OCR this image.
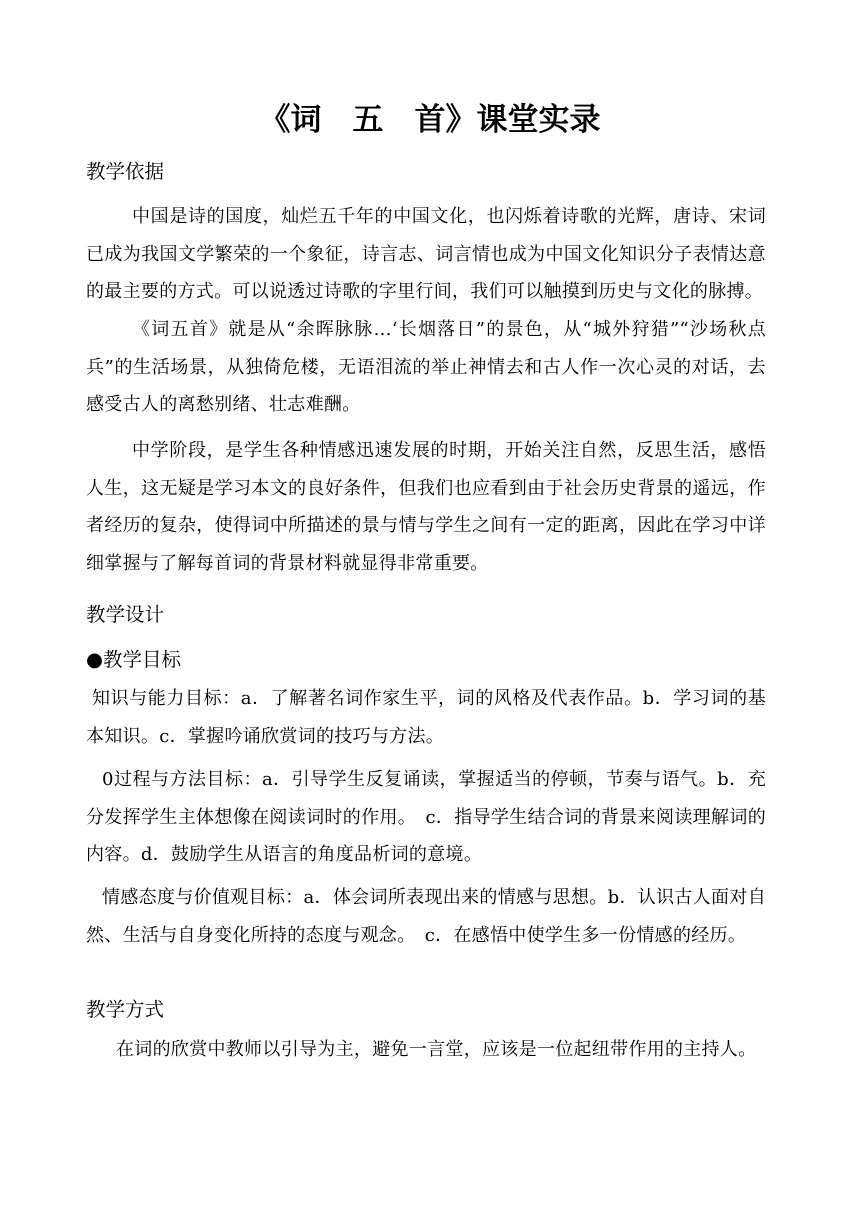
《词　五　首》课堂实录
教学依据
中国是诗的国度，灿烂五千年的中国文化，也闪烁着诗歌的光辉，唐诗、宋词已成为我国文学繁荣的一个象征，诗言志、词言情也成为中国文化知识分子表情达意的最主要的方式。可以说透过诗歌的字里行间，我们可以触摸到历史与文化的脉搏。
《词五首》就是从“余晖脉脉…‘长烟落日”的景色，从“城外狩猎”“沙场秋点兵”的生活场景，从独倚危楼，无语泪流的举止神情去和古人作一次心灵的对话，去感受古人的离愁别绪、壮志难酬。
中学阶段，是学生各种情感迅速发展的时期，开始关注自然，反思生活，感悟人生，这无疑是学习本文的良好条件，但我们也应看到由于社会历史背景的遥远，作者经历的复杂，使得词中所描述的景与情与学生之间有一定的距离，因此在学习中详细掌握与了解每首词的背景材料就显得非常重要。
教学设计
●教学目标
知识与能力目标：a．了解著名词作家生平，词的风格及代表作品。b．学习词的基本知识。c．掌握吟诵欣赏词的技巧与方法。
0过程与方法目标：a．引导学生反复诵读，掌握适当的停顿，节奏与语气。b．充分发挥学生主体想像在阅读词时的作用。　c．指导学生结合词的背景来阅读理解词的内容。d．鼓励学生从语言的角度品析词的意境。
情感态度与价值观目标：a．体会词所表现出来的情感与思想。b．认识古人面对自然、生活与自身变化所持的态度与观念。　c．在感悟中使学生多一份情感的经历。
教学方式
在词的欣赏中教师以引导为主，避免一言堂，应该是一位起纽带作用的主持人。
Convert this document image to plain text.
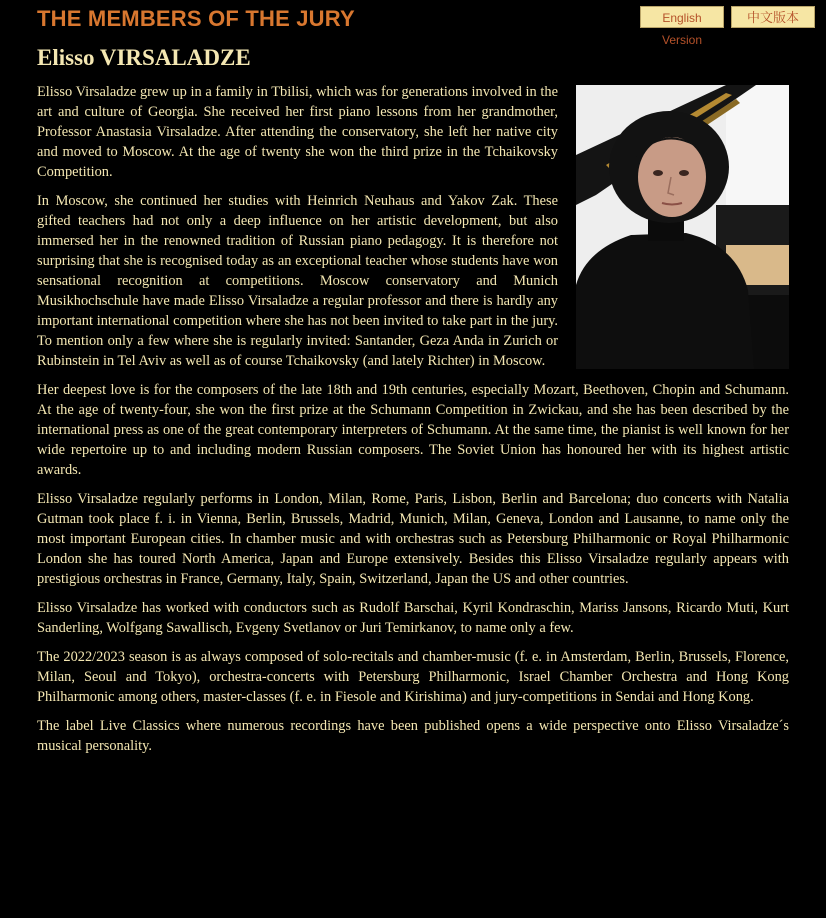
THE MEMBERS OF THE JURY	English Version
中文版本
Elisso VIRSALADZE

Elisso Virsaladze grew up in a family in Tbilisi, which was for generations involved in the art and culture of Georgia. She received her first piano lessons from her grandmother, Professor Anastasia Virsaladze. After attending the conservatory, she left her native city and moved to Moscow. At the age of twenty she won the third prize in the Tchaikovsky Competition.

In Moscow, she continued her studies with Heinrich Neuhaus and Yakov Zak. These gifted teachers had not only a deep influence on her artistic development, but also immersed her in the renowned tradition of Russian piano pedagogy. It is therefore not surprising that she is recognised today as an exceptional teacher whose students have won sensational recognition at competitions. Moscow conservatory and Munich Musikhochschule have made Elisso Virsaladze a regular professor and there is hardly any important international competition where she has not been invited to take part in the jury. To mention only a few where she is regularly invited: Santander, Geza Anda in Zurich or Rubinstein in Tel Aviv as well as of course Tchaikovsky (and lately Richter) in Moscow.

Her deepest love is for the composers of the late 18th and 19th centuries, especially Mozart, Beethoven, Chopin and Schumann. At the age of twenty-four, she won the first prize at the Schumann Competition in Zwickau, and she has been described by the international press as one of the great contemporary interpreters of Schumann. At the same time, the pianist is well known for her wide repertoire up to and including modern Russian composers. The Soviet Union has honoured her with its highest artistic awards.

Elisso Virsaladze regularly performs in London, Milan, Rome, Paris, Lisbon, Berlin and Barcelona; duo concerts with Natalia Gutman took place f. i. in Vienna, Berlin, Brussels, Madrid, Munich, Milan, Geneva, London and Lausanne, to name only the most important European cities. In chamber music and with orchestras such as Petersburg Philharmonic or Royal Philharmonic London she has toured North America, Japan and Europe extensively. Besides this Elisso Virsaladze regularly appears with prestigious orchestras in France, Germany, Italy, Spain, Switzerland, Japan the US and other countries.

Elisso Virsaladze has worked with conductors such as Rudolf Barschai, Kyril Kondraschin, Mariss Jansons, Ricardo Muti, Kurt Sanderling, Wolfgang Sawallisch, Evgeny Svetlanov or Juri Temirkanov, to name only a few.

The 2022/2023 season is as always composed of solo-recitals and chamber-music (f. e. in Amsterdam, Berlin, Brussels, Florence, Milan, Seoul and Tokyo), orchestra-concerts with Petersburg Philharmonic, Israel Chamber Orchestra and Hong Kong Philharmonic among others, master-classes (f. e. in Fiesole and Kirishima) and jury-competitions in Sendai and Hong Kong.

The label Live Classics where numerous recordings have been published opens a wide perspective onto Elisso Virsaladze´s musical personality.
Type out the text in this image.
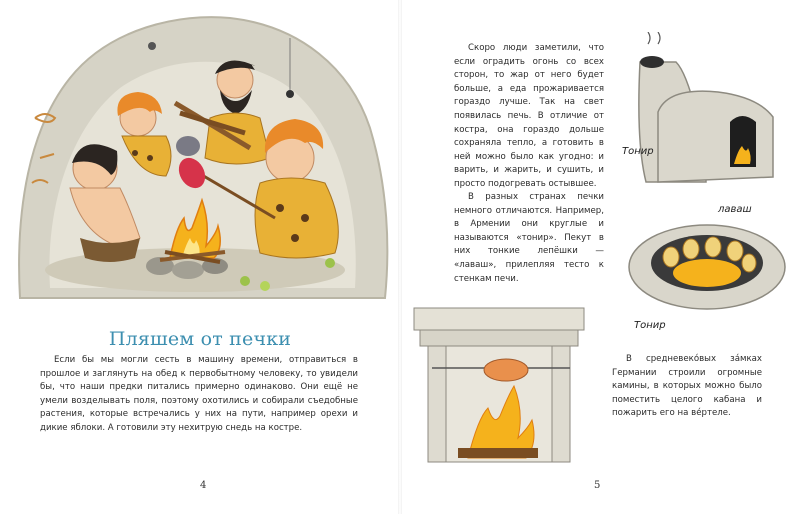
Пляшем от печки

Если бы мы могли сесть в машину времени, отправиться в прошлое и заглянуть на обед к первобытному человеку, то увидели бы, что наши предки питались примерно одинаково. Они ещё не умели возделывать поля, поэтому охотились и собирали съедобные растения, которые встречались у них на пути, например орехи и дикие яблоки. А готовили эту нехитрую снедь на костре.

4

Скоро люди заметили, что если оградить огонь со всех сторон, то жар от него будет больше, а еда прожаривается гораздо лучше. Так на свет появилась печь. В отличие от костра, она гораздо дольше сохраняла тепло, а готовить в ней можно было как угодно: и варить, и жарить, и сушить, и просто подогревать остывшее.

В разных странах печки немного отличаются. Например, в Армении они круглые и называются «тонир». Пекут в них тонкие лепёшки — «лаваш», прилепляя тесто к стенкам печи.

Тонир
лаваш
Тонир

В средневеко́вых за́мках Германии строили огромные камины, в которых можно было поместить целого кабана и пожарить его на ве́ртеле.

5
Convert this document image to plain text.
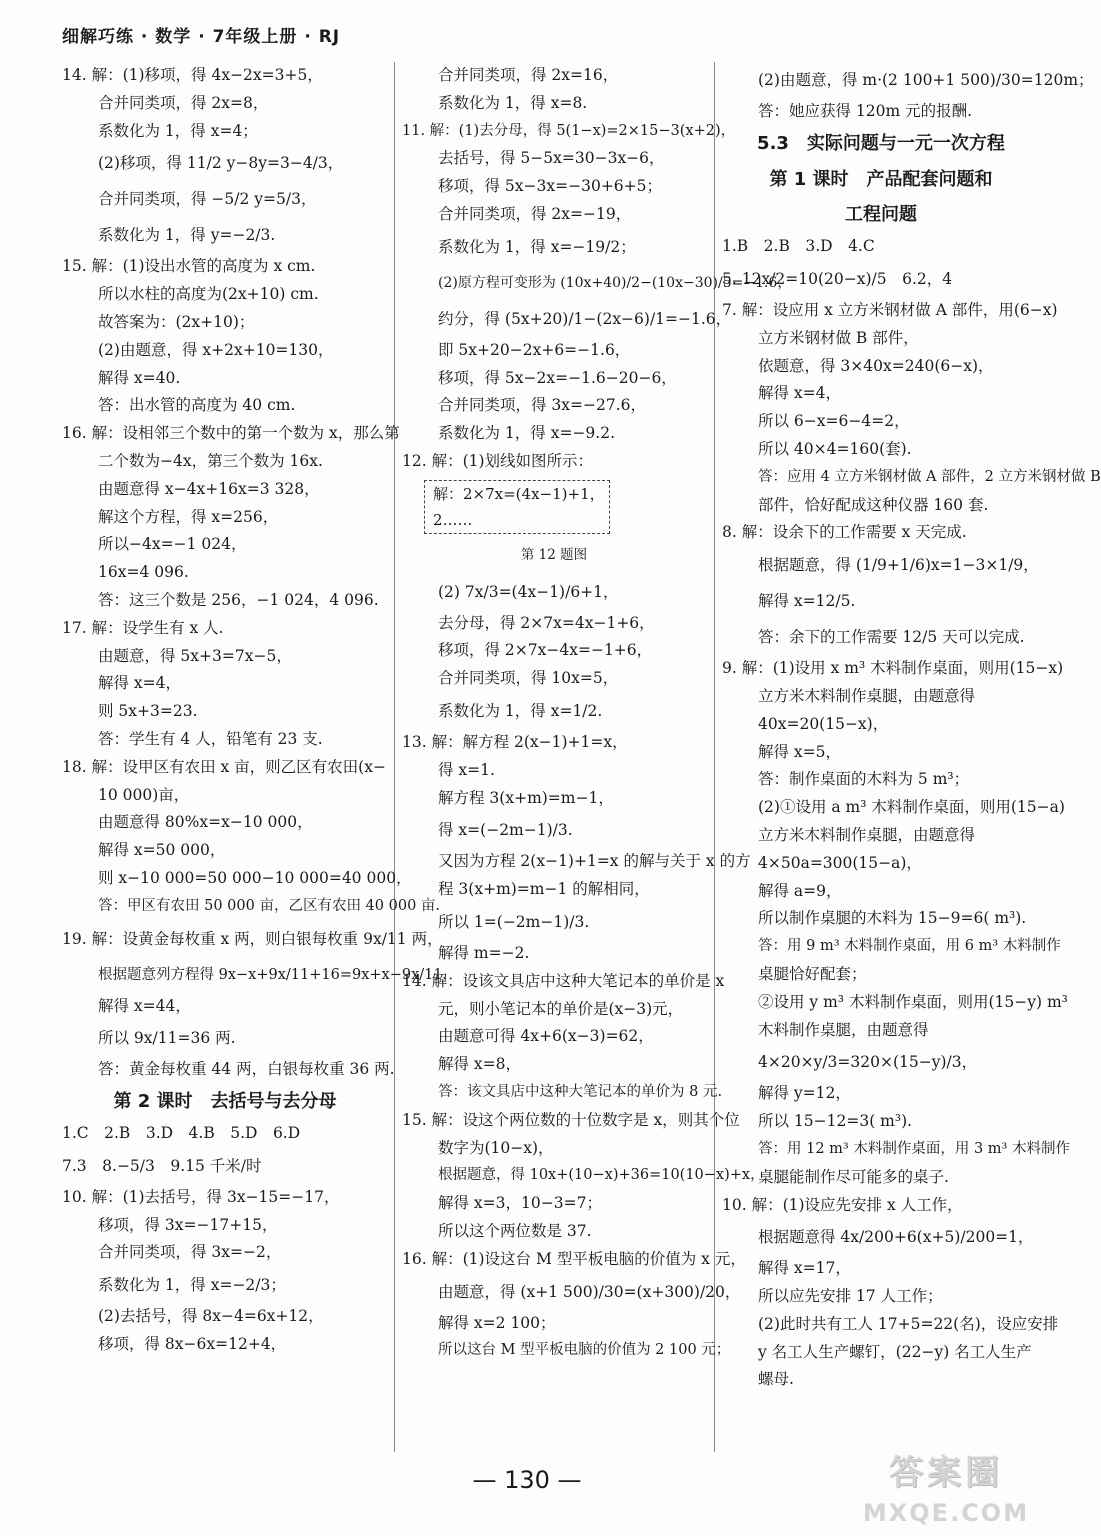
细解巧练 · 数学 · 7年级上册 · RJ
14. 解：(1)移项，得 4x−2x=3+5，
合并同类项，得 2x=8，
系数化为 1，得 x=4；
(2)移项，得 11/2 y−8y=3−4/3，
合并同类项，得 −5/2 y=5/3，
系数化为 1，得 y=−2/3.
15. 解：(1)设出水管的高度为 x cm.
所以水柱的高度为(2x+10) cm.
故答案为：(2x+10)；
(2)由题意，得 x+2x+10=130，
解得 x=40.
答：出水管的高度为 40 cm.
16. 解：设相邻三个数中的第一个数为 x，那么第
二个数为−4x，第三个数为 16x.
由题意得 x−4x+16x=3 328，
解这个方程，得 x=256，
所以−4x=−1 024，
16x=4 096.
答：这三个数是 256，−1 024，4 096.
17. 解：设学生有 x 人.
由题意，得 5x+3=7x−5，
解得 x=4，
则 5x+3=23.
答：学生有 4 人，铅笔有 23 支.
18. 解：设甲区有农田 x 亩，则乙区有农田(x−
10 000)亩，
由题意得 80%x=x−10 000，
解得 x=50 000，
则 x−10 000=50 000−10 000=40 000，
答：甲区有农田 50 000 亩，乙区有农田 40 000 亩.
19. 解：设黄金每枚重 x 两，则白银每枚重 9x/11 两，
根据题意列方程得 9x−x+9x/11+16=9x+x−9x/11，
解得 x=44，
所以 9x/11=36 两.
答：黄金每枚重 44 两，白银每枚重 36 两.
第 2 课时　去括号与去分母
1.C　2.B　3.D　4.B　5.D　6.D
7.3　8.−5/3　9.15 千米/时
10. 解：(1)去括号，得 3x−15=−17，
移项，得 3x=−17+15，
合并同类项，得 3x=−2，
系数化为 1，得 x=−2/3；
(2)去括号，得 8x−4=6x+12，
移项，得 8x−6x=12+4，
合并同类项，得 2x=16，
系数化为 1，得 x=8.
11. 解：(1)去分母，得 5(1−x)=2×15−3(x+2)，
去括号，得 5−5x=30−3x−6，
移项，得 5x−3x=−30+6+5；
合并同类项，得 2x=−19，
系数化为 1，得 x=−19/2；
(2)原方程可变形为 (10x+40)/2−(10x−30)/5=−1.6，
约分，得 (5x+20)/1−(2x−6)/1=−1.6，
即 5x+20−2x+6=−1.6，
移项，得 5x−2x=−1.6−20−6，
合并同类项，得 3x=−27.6，
系数化为 1，得 x=−9.2.
12. 解：(1)划线如图所示：
解：2×7x=(4x−1)+1，
2……
第 12 题图
(2) 7x/3=(4x−1)/6+1，
去分母，得 2×7x=4x−1+6，
移项，得 2×7x−4x=−1+6，
合并同类项，得 10x=5，
系数化为 1，得 x=1/2.
13. 解：解方程 2(x−1)+1=x，
得 x=1.
解方程 3(x+m)=m−1，
得 x=(−2m−1)/3.
又因为方程 2(x−1)+1=x 的解与关于 x 的方
程 3(x+m)=m−1 的解相同，
所以 1=(−2m−1)/3.
解得 m=−2.
14. 解：设该文具店中这种大笔记本的单价是 x
元，则小笔记本的单价是(x−3)元，
由题意可得 4x+6(x−3)=62，
解得 x=8，
答：该文具店中这种大笔记本的单价为 8 元.
15. 解：设这个两位数的十位数字是 x，则其个位
数字为(10−x)，
根据题意，得 10x+(10−x)+36=10(10−x)+x，
解得 x=3，10−3=7；
所以这个两位数是 37.
16. 解：(1)设这台 M 型平板电脑的价值为 x 元，
由题意，得 (x+1 500)/30=(x+300)/20，
解得 x=2 100；
所以这台 M 型平板电脑的价值为 2 100 元；
(2)由题意，得 m·(2 100+1 500)/30=120m；
答：她应获得 120m 元的报酬.
5.3　实际问题与一元一次方程
第 1 课时　产品配套问题和
工程问题
1.B　2.B　3.D　4.C
5. 12x/2=10(20−x)/5　6.2，4
7. 解：设应用 x 立方米钢材做 A 部件，用(6−x)
立方米钢材做 B 部件，
依题意，得 3×40x=240(6−x)，
解得 x=4，
所以 6−x=6−4=2，
所以 40×4=160(套).
答：应用 4 立方米钢材做 A 部件，2 立方米钢材做 B
部件，恰好配成这种仪器 160 套.
8. 解：设余下的工作需要 x 天完成.
根据题意，得 (1/9+1/6)x=1−3×1/9，
解得 x=12/5.
答：余下的工作需要 12/5 天可以完成.
9. 解：(1)设用 x m³ 木料制作桌面，则用(15−x)
立方米木料制作桌腿，由题意得
40x=20(15−x)，
解得 x=5，
答：制作桌面的木料为 5 m³；
(2)①设用 a m³ 木料制作桌面，则用(15−a)
立方米木料制作桌腿，由题意得
4×50a=300(15−a)，
解得 a=9，
所以制作桌腿的木料为 15−9=6( m³).
答：用 9 m³ 木料制作桌面，用 6 m³ 木料制作
桌腿恰好配套；
②设用 y m³ 木料制作桌面，则用(15−y) m³
木料制作桌腿，由题意得
4×20×y/3=320×(15−y)/3，
解得 y=12，
所以 15−12=3( m³).
答：用 12 m³ 木料制作桌面，用 3 m³ 木料制作
桌腿能制作尽可能多的桌子.
10. 解：(1)设应先安排 x 人工作，
根据题意得 4x/200+6(x+5)/200=1，
解得 x=17，
所以应先安排 17 人工作；
(2)此时共有工人 17+5=22(名)，设应安排
y 名工人生产螺钉，(22−y) 名工人生产
螺母.
— 130 —	答案圈
MXQE.COM
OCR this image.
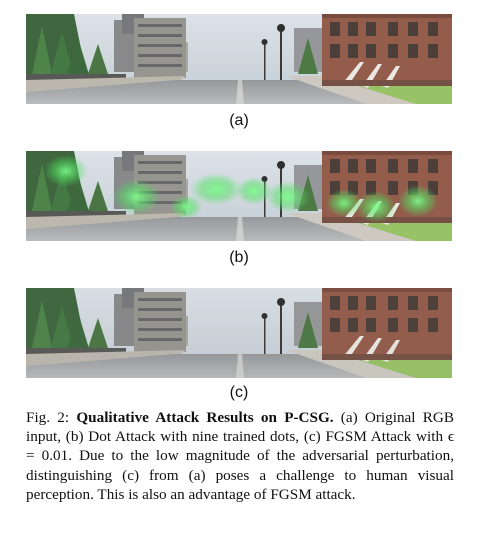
(a)
(b)
(c)
Fig. 2: Qualitative Attack Results on P-CSG. (a) Original RGB input, (b) Dot Attack with nine trained dots, (c) FGSM Attack with ϵ = 0.01. Due to the low magnitude of the adversarial perturbation, distinguishing (c) from (a) poses a challenge to human visual perception. This is also an advantage of FGSM attack.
---
→ **Given request**
Filter the data, keeping only the lines that contain "можно".

→ **The response**
Скоро люди заметили, что если оградить огонь со всех сторон, то жар от него будет больше, а еда прожаривается гораздо лучше. Так на свет появилась печь. В отличие от костра, она гораздо дольше сохраняла тепло, а готовить в ней можно было как угодно: и варить, и жарить, и сушить, и просто подогревать остывшее.
В средневеко́вых за́мках Германии строили огромные камины, в которых можно было поместить целого кабана и пожарить его на ве́ртеле.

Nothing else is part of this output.